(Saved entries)
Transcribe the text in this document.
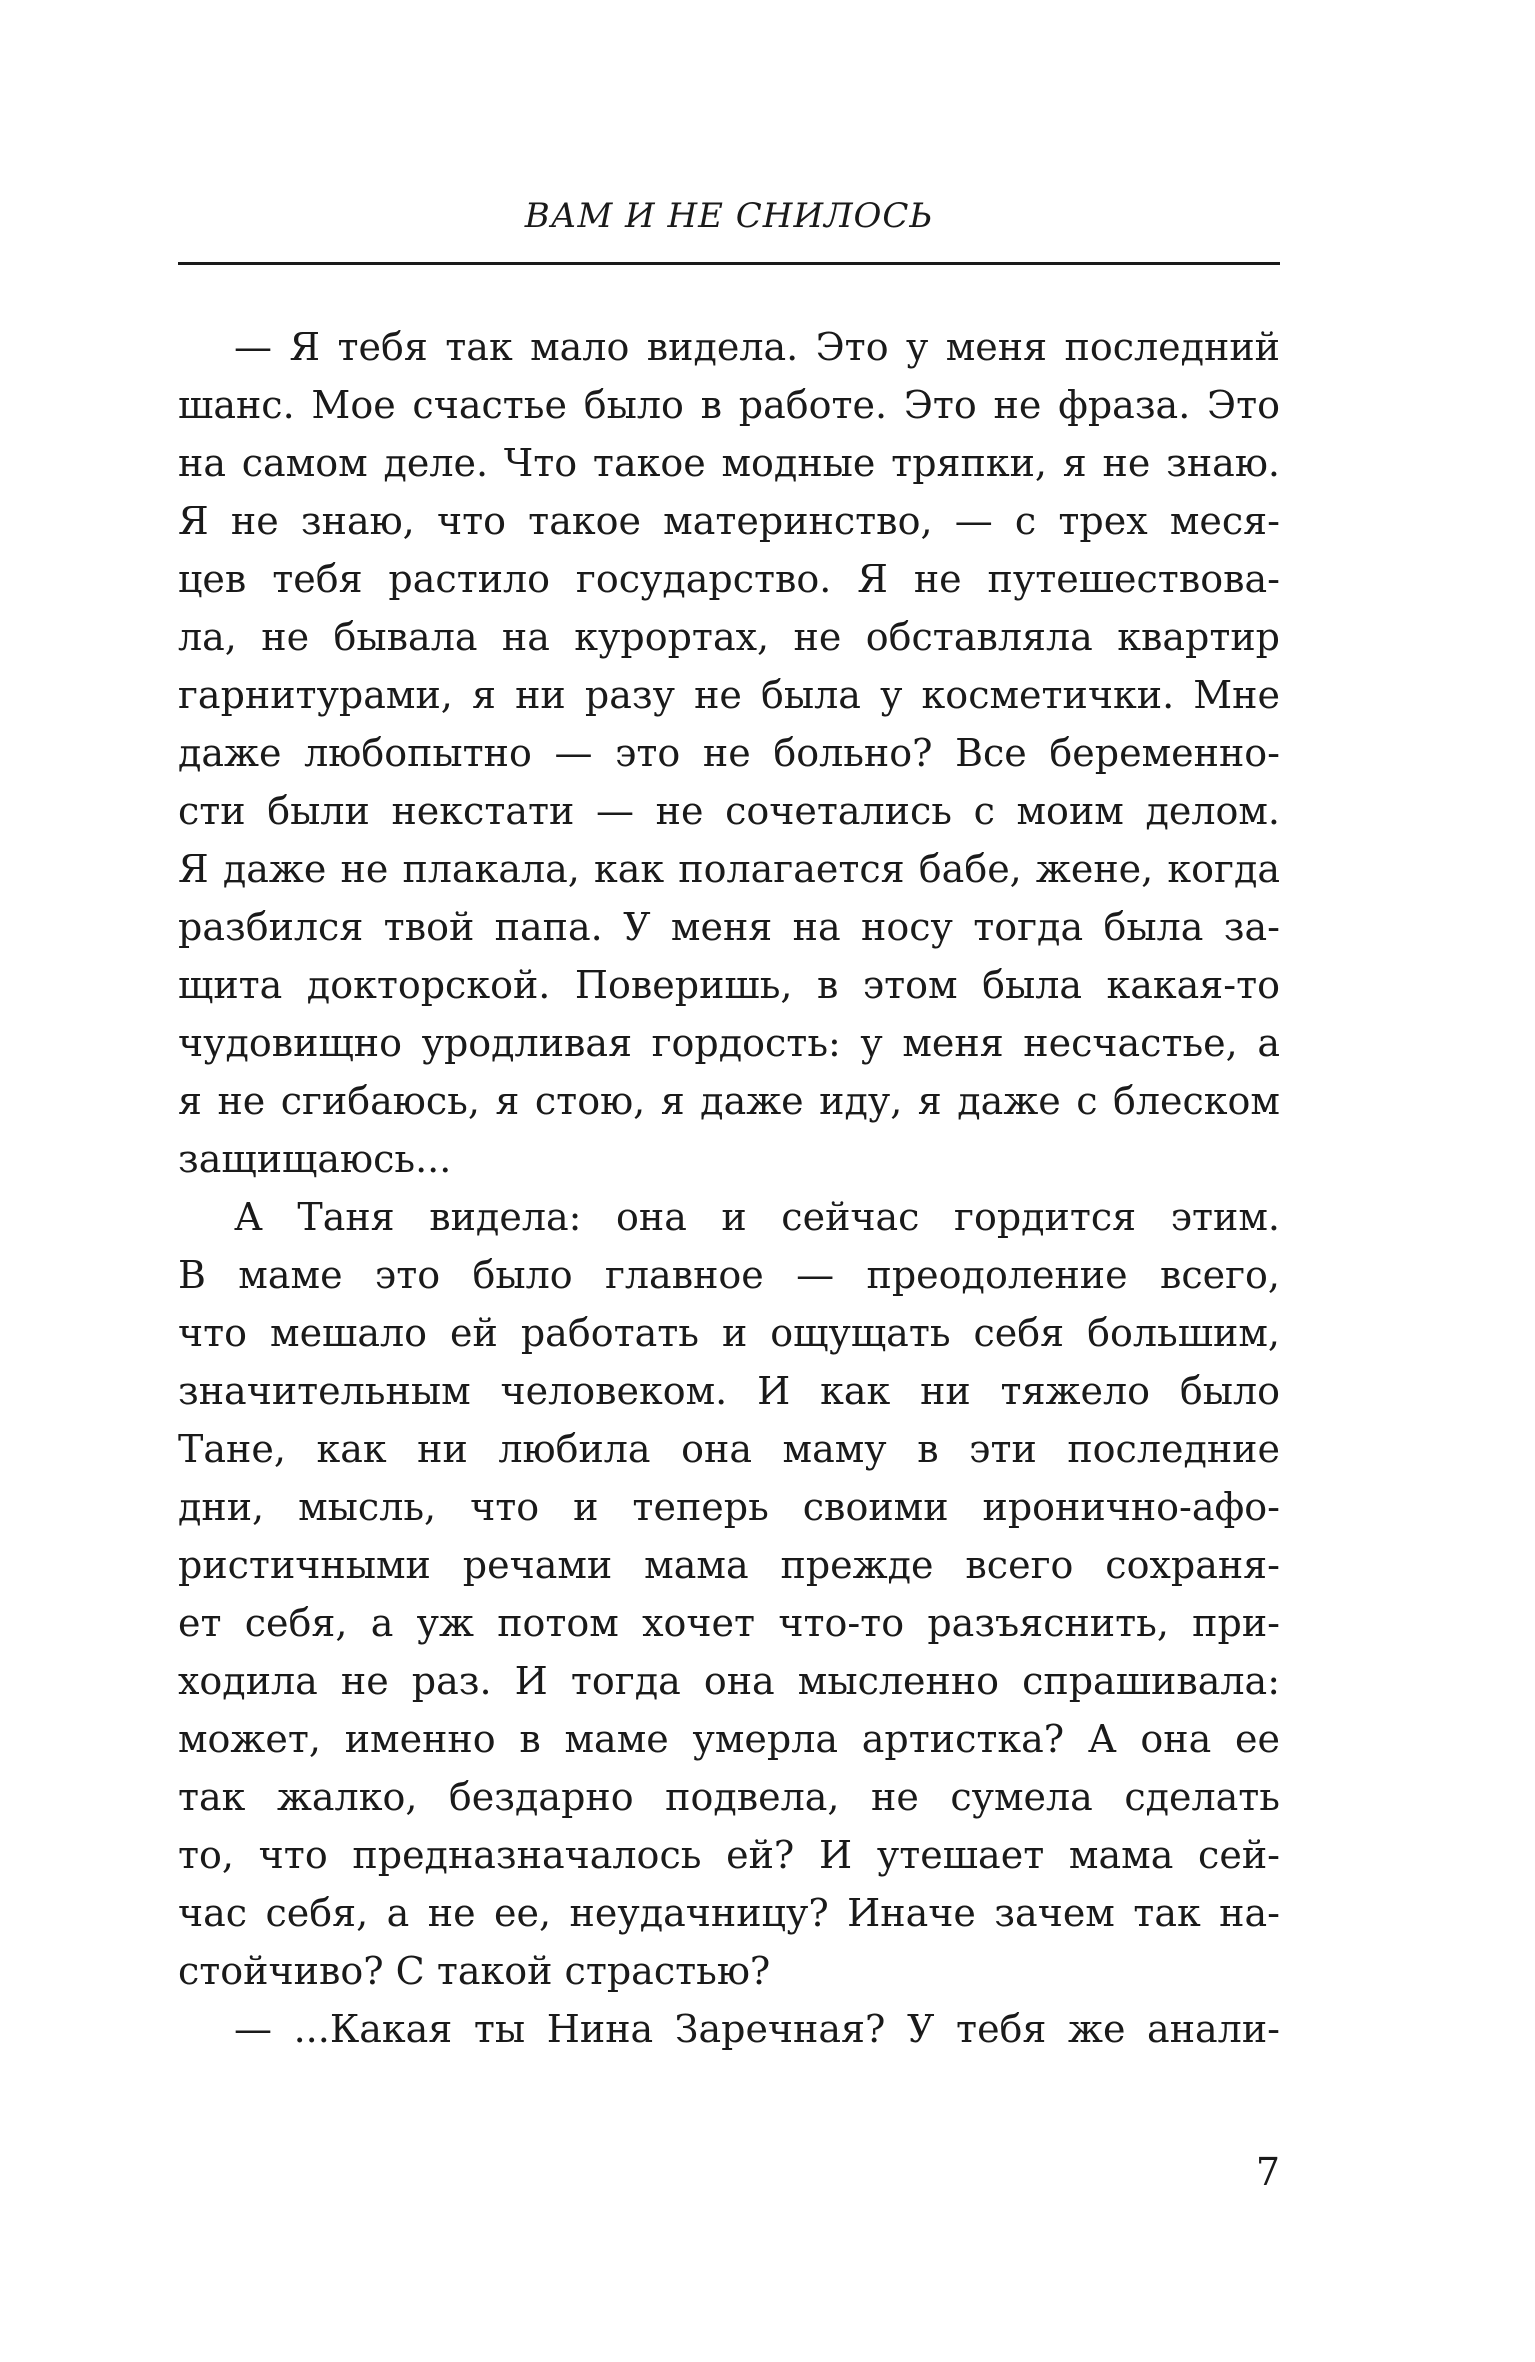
ВАМ И НЕ СНИЛОСЬ
— Я тебя так мало видела. Это у меня последний
шанс. Мое счастье было в работе. Это не фраза. Это
на самом деле. Что такое модные тряпки, я не знаю.
Я не знаю, что такое материнство, — с трех меся-
цев тебя растило государство. Я не путешествова-
ла, не бывала на курортах, не обставляла квартир
гарнитурами, я ни разу не была у косметички. Мне
даже любопытно — это не больно? Все беременно-
сти были некстати — не сочетались с моим делом.
Я даже не плакала, как полагается бабе, жене, когда
разбился твой папа. У меня на носу тогда была за-
щита докторской. Поверишь, в этом была какая-то
чудовищно уродливая гордость: у меня несчастье, а
я не сгибаюсь, я стою, я даже иду, я даже с блеском
защищаюсь...
А Таня видела: она и сейчас гордится этим.
В маме это было главное — преодоление всего,
что мешало ей работать и ощущать себя большим,
значительным человеком. И как ни тяжело было
Тане, как ни любила она маму в эти последние
дни, мысль, что и теперь своими иронично-афо-
ристичными речами мама прежде всего сохраня-
ет себя, а уж потом хочет что-то разъяснить, при-
ходила не раз. И тогда она мысленно спрашивала:
может, именно в маме умерла артистка? А она ее
так жалко, бездарно подвела, не сумела сделать
то, что предназначалось ей? И утешает мама сей-
час себя, а не ее, неудачницу? Иначе зачем так на-
стойчиво? С такой страстью?
— ...Какая ты Нина Заречная? У тебя же анали-
7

=== WRITTEN REQUEST ===
All of the material above should be reproduced exactly, except the pictures.

=== FINAL ANSWER ===
Transcribe the text in this document.
ВАМ И НЕ СНИЛОСЬ
— Я тебя так мало видела. Это у меня последний
шанс. Мое счастье было в работе. Это не фраза. Это
на самом деле. Что такое модные тряпки, я не знаю.
Я не знаю, что такое материнство, — с трех меся-
цев тебя растило государство. Я не путешествова-
ла, не бывала на курортах, не обставляла квартир
гарнитурами, я ни разу не была у косметички. Мне
даже любопытно — это не больно? Все беременно-
сти были некстати — не сочетались с моим делом.
Я даже не плакала, как полагается бабе, жене, когда
разбился твой папа. У меня на носу тогда была за-
щита докторской. Поверишь, в этом была какая-то
чудовищно уродливая гордость: у меня несчастье, а
я не сгибаюсь, я стою, я даже иду, я даже с блеском
защищаюсь...
А Таня видела: она и сейчас гордится этим.
В маме это было главное — преодоление всего,
что мешало ей работать и ощущать себя большим,
значительным человеком. И как ни тяжело было
Тане, как ни любила она маму в эти последние
дни, мысль, что и теперь своими иронично-афо-
ристичными речами мама прежде всего сохраня-
ет себя, а уж потом хочет что-то разъяснить, при-
ходила не раз. И тогда она мысленно спрашивала:
может, именно в маме умерла артистка? А она ее
так жалко, бездарно подвела, не сумела сделать
то, что предназначалось ей? И утешает мама сей-
час себя, а не ее, неудачницу? Иначе зачем так на-
стойчиво? С такой страстью?
— ...Какая ты Нина Заречная? У тебя же анали-
7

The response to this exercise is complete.